Written exercise — Count how many lines below include the string "Expected", and give that number without anything else.
━━━ Provided records
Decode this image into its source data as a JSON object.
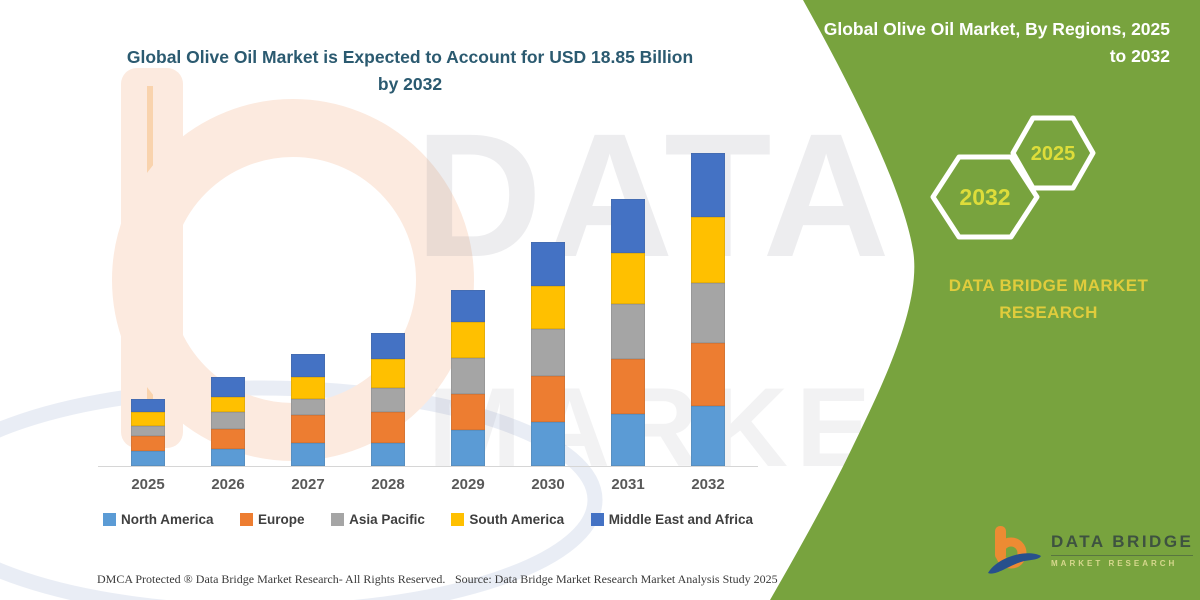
{
  "header": {
    "title": "Global Olive Oil Market is Expected to Account for USD 18.85 Billion by 2032"
  },
  "panel": {
    "title": "Global Olive Oil Market, By Regions, 2025 to 2032",
    "hexagons": {
      "back_year": "2032",
      "front_year": "2025"
    },
    "brand_line1": "DATA BRIDGE MARKET",
    "brand_line2": "RESEARCH",
    "colors": {
      "panel_green": "#78A33E",
      "year_yellow": "#DEDD3A",
      "brand_yellow": "#E0CC3C"
    }
  },
  "watermark": {
    "line1": "DATA BRIDGE",
    "line2": "MARKET RESEARCH"
  },
  "logo": {
    "name": "DATA BRIDGE",
    "tagline": "MARKET RESEARCH"
  },
  "footer": {
    "dmca": "DMCA Protected ® Data Bridge Market Research-  All Rights Reserved.",
    "source": "Source: Data Bridge Market Research  Market Analysis Study 2025"
  },
  "chart_data": {
    "type": "bar",
    "stacked": true,
    "title": "Global Olive Oil Market is Expected to Account for USD 18.85 Billion by 2032",
    "unit": "USD Billion",
    "categories": [
      "2025",
      "2026",
      "2027",
      "2028",
      "2029",
      "2030",
      "2031",
      "2032"
    ],
    "series": [
      {
        "name": "North America",
        "color": "#5B9BD5",
        "values": [
          0.91,
          1.03,
          1.39,
          1.39,
          2.17,
          2.66,
          3.14,
          3.62
        ]
      },
      {
        "name": "Europe",
        "color": "#ED7D31",
        "values": [
          0.91,
          1.21,
          1.69,
          1.87,
          2.17,
          2.78,
          3.32,
          3.81
        ]
      },
      {
        "name": "Asia Pacific",
        "color": "#A5A5A5",
        "values": [
          0.6,
          1.03,
          0.97,
          1.45,
          2.17,
          2.78,
          3.32,
          3.62
        ]
      },
      {
        "name": "South America",
        "color": "#FFC000",
        "values": [
          0.85,
          0.91,
          1.33,
          1.75,
          2.17,
          2.6,
          3.08,
          3.93
        ]
      },
      {
        "name": "Middle East and Africa",
        "color": "#4472C4",
        "values": [
          0.79,
          1.21,
          1.39,
          1.57,
          1.93,
          2.66,
          3.26,
          3.87
        ]
      }
    ],
    "totals": [
      4.06,
      5.39,
      6.77,
      8.03,
      10.61,
      13.48,
      16.12,
      18.85
    ],
    "xlabel": "",
    "ylabel": "",
    "ylim": [
      0,
      18.85
    ],
    "gridlines": false,
    "y_axis_visible": false,
    "legend_position": "bottom"
  }
}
━━━━━━
Task answer — 2